GIVEN EXERCISE:
Repeat all of the records verbatim.

INPUT RECORDS:

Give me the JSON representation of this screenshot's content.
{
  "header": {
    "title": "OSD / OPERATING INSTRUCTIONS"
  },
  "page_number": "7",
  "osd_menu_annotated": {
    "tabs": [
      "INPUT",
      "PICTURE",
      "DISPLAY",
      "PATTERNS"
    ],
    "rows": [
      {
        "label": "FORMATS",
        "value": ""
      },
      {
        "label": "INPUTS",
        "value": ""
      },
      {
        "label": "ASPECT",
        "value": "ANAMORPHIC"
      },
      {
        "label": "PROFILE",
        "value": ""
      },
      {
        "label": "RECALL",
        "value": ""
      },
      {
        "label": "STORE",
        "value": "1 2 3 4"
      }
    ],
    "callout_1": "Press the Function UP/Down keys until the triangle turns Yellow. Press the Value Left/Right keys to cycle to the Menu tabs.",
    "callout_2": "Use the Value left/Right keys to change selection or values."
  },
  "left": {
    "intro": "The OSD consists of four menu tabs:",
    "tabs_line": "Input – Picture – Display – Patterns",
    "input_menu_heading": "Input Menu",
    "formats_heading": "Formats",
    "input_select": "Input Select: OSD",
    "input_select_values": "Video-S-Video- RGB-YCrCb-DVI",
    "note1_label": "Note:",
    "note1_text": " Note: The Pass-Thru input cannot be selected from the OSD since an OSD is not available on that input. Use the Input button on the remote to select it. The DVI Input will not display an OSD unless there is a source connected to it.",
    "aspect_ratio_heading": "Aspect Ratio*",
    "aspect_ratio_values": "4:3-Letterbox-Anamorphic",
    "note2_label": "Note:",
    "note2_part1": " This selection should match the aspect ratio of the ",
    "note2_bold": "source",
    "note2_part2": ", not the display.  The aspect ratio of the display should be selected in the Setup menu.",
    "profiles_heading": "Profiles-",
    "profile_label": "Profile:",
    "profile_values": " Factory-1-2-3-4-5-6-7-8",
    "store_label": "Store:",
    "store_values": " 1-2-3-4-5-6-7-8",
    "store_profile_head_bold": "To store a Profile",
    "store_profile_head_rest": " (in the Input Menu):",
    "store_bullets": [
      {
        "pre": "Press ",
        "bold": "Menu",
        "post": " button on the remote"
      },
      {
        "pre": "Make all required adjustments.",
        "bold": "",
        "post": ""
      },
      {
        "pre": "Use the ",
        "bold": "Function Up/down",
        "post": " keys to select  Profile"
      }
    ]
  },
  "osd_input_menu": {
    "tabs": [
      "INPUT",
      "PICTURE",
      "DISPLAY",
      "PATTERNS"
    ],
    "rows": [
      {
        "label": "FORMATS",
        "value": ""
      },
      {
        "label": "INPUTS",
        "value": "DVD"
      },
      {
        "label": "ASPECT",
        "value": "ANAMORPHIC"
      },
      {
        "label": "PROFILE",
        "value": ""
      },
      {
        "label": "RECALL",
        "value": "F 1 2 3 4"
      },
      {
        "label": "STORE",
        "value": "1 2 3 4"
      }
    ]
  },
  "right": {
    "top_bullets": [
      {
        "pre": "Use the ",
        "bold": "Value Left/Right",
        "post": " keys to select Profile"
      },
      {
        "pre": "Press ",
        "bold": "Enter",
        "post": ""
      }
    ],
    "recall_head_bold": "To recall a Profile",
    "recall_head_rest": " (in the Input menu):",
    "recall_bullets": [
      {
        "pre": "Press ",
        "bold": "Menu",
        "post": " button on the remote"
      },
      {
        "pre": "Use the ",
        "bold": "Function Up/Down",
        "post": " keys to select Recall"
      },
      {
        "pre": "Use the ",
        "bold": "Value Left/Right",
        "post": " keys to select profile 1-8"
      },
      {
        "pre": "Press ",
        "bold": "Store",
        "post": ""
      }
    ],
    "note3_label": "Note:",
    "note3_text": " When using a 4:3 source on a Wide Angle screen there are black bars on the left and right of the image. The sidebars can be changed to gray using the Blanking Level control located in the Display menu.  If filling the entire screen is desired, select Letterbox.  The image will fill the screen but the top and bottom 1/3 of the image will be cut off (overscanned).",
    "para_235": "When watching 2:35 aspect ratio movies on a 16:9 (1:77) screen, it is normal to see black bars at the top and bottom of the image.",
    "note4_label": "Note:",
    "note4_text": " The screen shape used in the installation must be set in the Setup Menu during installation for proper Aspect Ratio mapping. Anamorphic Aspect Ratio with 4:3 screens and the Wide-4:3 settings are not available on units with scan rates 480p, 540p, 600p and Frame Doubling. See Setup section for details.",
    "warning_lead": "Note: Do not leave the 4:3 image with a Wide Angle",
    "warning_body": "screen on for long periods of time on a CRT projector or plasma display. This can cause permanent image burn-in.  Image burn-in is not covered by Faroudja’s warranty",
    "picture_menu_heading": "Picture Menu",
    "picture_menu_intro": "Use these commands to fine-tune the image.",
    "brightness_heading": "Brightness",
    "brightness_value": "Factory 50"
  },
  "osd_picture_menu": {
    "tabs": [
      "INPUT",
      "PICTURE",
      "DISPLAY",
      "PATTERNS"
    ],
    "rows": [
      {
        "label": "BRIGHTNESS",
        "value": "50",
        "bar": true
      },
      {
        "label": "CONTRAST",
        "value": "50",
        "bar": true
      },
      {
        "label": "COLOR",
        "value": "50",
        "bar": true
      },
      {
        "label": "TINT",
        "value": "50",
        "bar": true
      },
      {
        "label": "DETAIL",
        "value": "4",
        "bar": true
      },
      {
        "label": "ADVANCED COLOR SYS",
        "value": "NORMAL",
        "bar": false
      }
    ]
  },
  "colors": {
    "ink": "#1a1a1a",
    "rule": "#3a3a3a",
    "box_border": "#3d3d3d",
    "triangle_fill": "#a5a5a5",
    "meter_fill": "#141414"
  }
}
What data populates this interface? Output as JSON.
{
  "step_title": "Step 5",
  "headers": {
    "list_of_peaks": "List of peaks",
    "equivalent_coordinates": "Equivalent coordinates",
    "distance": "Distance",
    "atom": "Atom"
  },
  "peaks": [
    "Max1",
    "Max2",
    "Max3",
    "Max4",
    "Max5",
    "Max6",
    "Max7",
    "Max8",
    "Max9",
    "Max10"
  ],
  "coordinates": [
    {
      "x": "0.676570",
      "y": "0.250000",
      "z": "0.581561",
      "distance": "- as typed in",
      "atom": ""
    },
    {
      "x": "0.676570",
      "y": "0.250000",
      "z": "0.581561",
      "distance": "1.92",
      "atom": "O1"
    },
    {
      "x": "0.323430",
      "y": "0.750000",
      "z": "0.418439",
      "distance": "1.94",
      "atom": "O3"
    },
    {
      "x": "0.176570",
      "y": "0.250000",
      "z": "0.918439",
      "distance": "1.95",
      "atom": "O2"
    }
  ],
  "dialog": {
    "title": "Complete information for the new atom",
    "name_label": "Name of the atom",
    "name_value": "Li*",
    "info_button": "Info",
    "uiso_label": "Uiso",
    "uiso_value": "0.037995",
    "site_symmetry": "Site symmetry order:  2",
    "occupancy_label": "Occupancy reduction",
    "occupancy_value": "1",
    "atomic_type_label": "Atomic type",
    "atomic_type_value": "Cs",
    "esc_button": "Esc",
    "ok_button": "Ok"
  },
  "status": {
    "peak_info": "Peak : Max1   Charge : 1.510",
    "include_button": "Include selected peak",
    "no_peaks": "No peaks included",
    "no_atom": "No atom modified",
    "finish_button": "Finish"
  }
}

THE RESPONSE:
Give me the JSON representation of this screenshot's content.
{
  "header": {
    "title": "OSD / OPERATING INSTRUCTIONS"
  },
  "page_number": "7",
  "osd_menu_annotated": {
    "tabs": [
      "INPUT",
      "PICTURE",
      "DISPLAY",
      "PATTERNS"
    ],
    "rows": [
      {
        "label": "FORMATS",
        "value": ""
      },
      {
        "label": "INPUTS",
        "value": ""
      },
      {
        "label": "ASPECT",
        "value": "ANAMORPHIC"
      },
      {
        "label": "PROFILE",
        "value": ""
      },
      {
        "label": "RECALL",
        "value": ""
      },
      {
        "label": "STORE",
        "value": "1 2 3 4"
      }
    ],
    "callout_1": "Press the Function UP/Down keys until the triangle turns Yellow. Press the Value Left/Right keys to cycle to the Menu tabs.",
    "callout_2": "Use the Value left/Right keys to change selection or values."
  },
  "left": {
    "intro": "The OSD consists of four menu tabs:",
    "tabs_line": "Input – Picture – Display – Patterns",
    "input_menu_heading": "Input Menu",
    "formats_heading": "Formats",
    "input_select": "Input Select: OSD",
    "input_select_values": "Video-S-Video- RGB-YCrCb-DVI",
    "note1_label": "Note:",
    "note1_text": " Note: The Pass-Thru input cannot be selected from the OSD since an OSD is not available on that input. Use the Input button on the remote to select it. The DVI Input will not display an OSD unless there is a source connected to it.",
    "aspect_ratio_heading": "Aspect Ratio*",
    "aspect_ratio_values": "4:3-Letterbox-Anamorphic",
    "note2_label": "Note:",
    "note2_part1": " This selection should match the aspect ratio of the ",
    "note2_bold": "source",
    "note2_part2": ", not the display.  The aspect ratio of the display should be selected in the Setup menu.",
    "profiles_heading": "Profiles-",
    "profile_label": "Profile:",
    "profile_values": " Factory-1-2-3-4-5-6-7-8",
    "store_label": "Store:",
    "store_values": " 1-2-3-4-5-6-7-8",
    "store_profile_head_bold": "To store a Profile",
    "store_profile_head_rest": " (in the Input Menu):",
    "store_bullets": [
      {
        "pre": "Press ",
        "bold": "Menu",
        "post": " button on the remote"
      },
      {
        "pre": "Make all required adjustments.",
        "bold": "",
        "post": ""
      },
      {
        "pre": "Use the ",
        "bold": "Function Up/down",
        "post": " keys to select  Profile"
      }
    ]
  },
  "osd_input_menu": {
    "tabs": [
      "INPUT",
      "PICTURE",
      "DISPLAY",
      "PATTERNS"
    ],
    "rows": [
      {
        "label": "FORMATS",
        "value": ""
      },
      {
        "label": "INPUTS",
        "value": "DVD"
      },
      {
        "label": "ASPECT",
        "value": "ANAMORPHIC"
      },
      {
        "label": "PROFILE",
        "value": ""
      },
      {
        "label": "RECALL",
        "value": "F 1 2 3 4"
      },
      {
        "label": "STORE",
        "value": "1 2 3 4"
      }
    ]
  },
  "right": {
    "top_bullets": [
      {
        "pre": "Use the ",
        "bold": "Value Left/Right",
        "post": " keys to select Profile"
      },
      {
        "pre": "Press ",
        "bold": "Enter",
        "post": ""
      }
    ],
    "recall_head_bold": "To recall a Profile",
    "recall_head_rest": " (in the Input menu):",
    "recall_bullets": [
      {
        "pre": "Press ",
        "bold": "Menu",
        "post": " button on the remote"
      },
      {
        "pre": "Use the ",
        "bold": "Function Up/Down",
        "post": " keys to select Recall"
      },
      {
        "pre": "Use the ",
        "bold": "Value Left/Right",
        "post": " keys to select profile 1-8"
      },
      {
        "pre": "Press ",
        "bold": "Store",
        "post": ""
      }
    ],
    "note3_label": "Note:",
    "note3_text": " When using a 4:3 source on a Wide Angle screen there are black bars on the left and right of the image. The sidebars can be changed to gray using the Blanking Level control located in the Display menu.  If filling the entire screen is desired, select Letterbox.  The image will fill the screen but the top and bottom 1/3 of the image will be cut off (overscanned).",
    "para_235": "When watching 2:35 aspect ratio movies on a 16:9 (1:77) screen, it is normal to see black bars at the top and bottom of the image.",
    "note4_label": "Note:",
    "note4_text": " The screen shape used in the installation must be set in the Setup Menu during installation for proper Aspect Ratio mapping. Anamorphic Aspect Ratio with 4:3 screens and the Wide-4:3 settings are not available on units with scan rates 480p, 540p, 600p and Frame Doubling. See Setup section for details.",
    "warning_lead": "Note: Do not leave the 4:3 image with a Wide Angle",
    "warning_body": "screen on for long periods of time on a CRT projector or plasma display. This can cause permanent image burn-in.  Image burn-in is not covered by Faroudja’s warranty",
    "picture_menu_heading": "Picture Menu",
    "picture_menu_intro": "Use these commands to fine-tune the image.",
    "brightness_heading": "Brightness",
    "brightness_value": "Factory 50"
  },
  "osd_picture_menu": {
    "tabs": [
      "INPUT",
      "PICTURE",
      "DISPLAY",
      "PATTERNS"
    ],
    "rows": [
      {
        "label": "BRIGHTNESS",
        "value": "50",
        "bar": true
      },
      {
        "label": "CONTRAST",
        "value": "50",
        "bar": true
      },
      {
        "label": "COLOR",
        "value": "50",
        "bar": true
      },
      {
        "label": "TINT",
        "value": "50",
        "bar": true
      },
      {
        "label": "DETAIL",
        "value": "4",
        "bar": true
      },
      {
        "label": "ADVANCED COLOR SYS",
        "value": "NORMAL",
        "bar": false
      }
    ]
  },
  "colors": {
    "ink": "#1a1a1a",
    "rule": "#3a3a3a",
    "box_border": "#3d3d3d",
    "triangle_fill": "#a5a5a5",
    "meter_fill": "#141414"
  }
}
What data populates this interface? Output as JSON.
{
  "step_title": "Step 5",
  "headers": {
    "list_of_peaks": "List of peaks",
    "equivalent_coordinates": "Equivalent coordinates",
    "distance": "Distance",
    "atom": "Atom"
  },
  "peaks": [
    "Max1",
    "Max2",
    "Max3",
    "Max4",
    "Max5",
    "Max6",
    "Max7",
    "Max8",
    "Max9",
    "Max10"
  ],
  "coordinates": [
    {
      "x": "0.676570",
      "y": "0.250000",
      "z": "0.581561",
      "distance": "- as typed in",
      "atom": ""
    },
    {
      "x": "0.676570",
      "y": "0.250000",
      "z": "0.581561",
      "distance": "1.92",
      "atom": "O1"
    },
    {
      "x": "0.323430",
      "y": "0.750000",
      "z": "0.418439",
      "distance": "1.94",
      "atom": "O3"
    },
    {
      "x": "0.176570",
      "y": "0.250000",
      "z": "0.918439",
      "distance": "1.95",
      "atom": "O2"
    }
  ],
  "dialog": {
    "title": "Complete information for the new atom",
    "name_label": "Name of the atom",
    "name_value": "Li*",
    "info_button": "Info",
    "uiso_label": "Uiso",
    "uiso_value": "0.037995",
    "site_symmetry": "Site symmetry order:  2",
    "occupancy_label": "Occupancy reduction",
    "occupancy_value": "1",
    "atomic_type_label": "Atomic type",
    "atomic_type_value": "Cs",
    "esc_button": "Esc",
    "ok_button": "Ok"
  },
  "status": {
    "peak_info": "Peak : Max1   Charge : 1.510",
    "include_button": "Include selected peak",
    "no_peaks": "No peaks included",
    "no_atom": "No atom modified",
    "finish_button": "Finish"
  }
}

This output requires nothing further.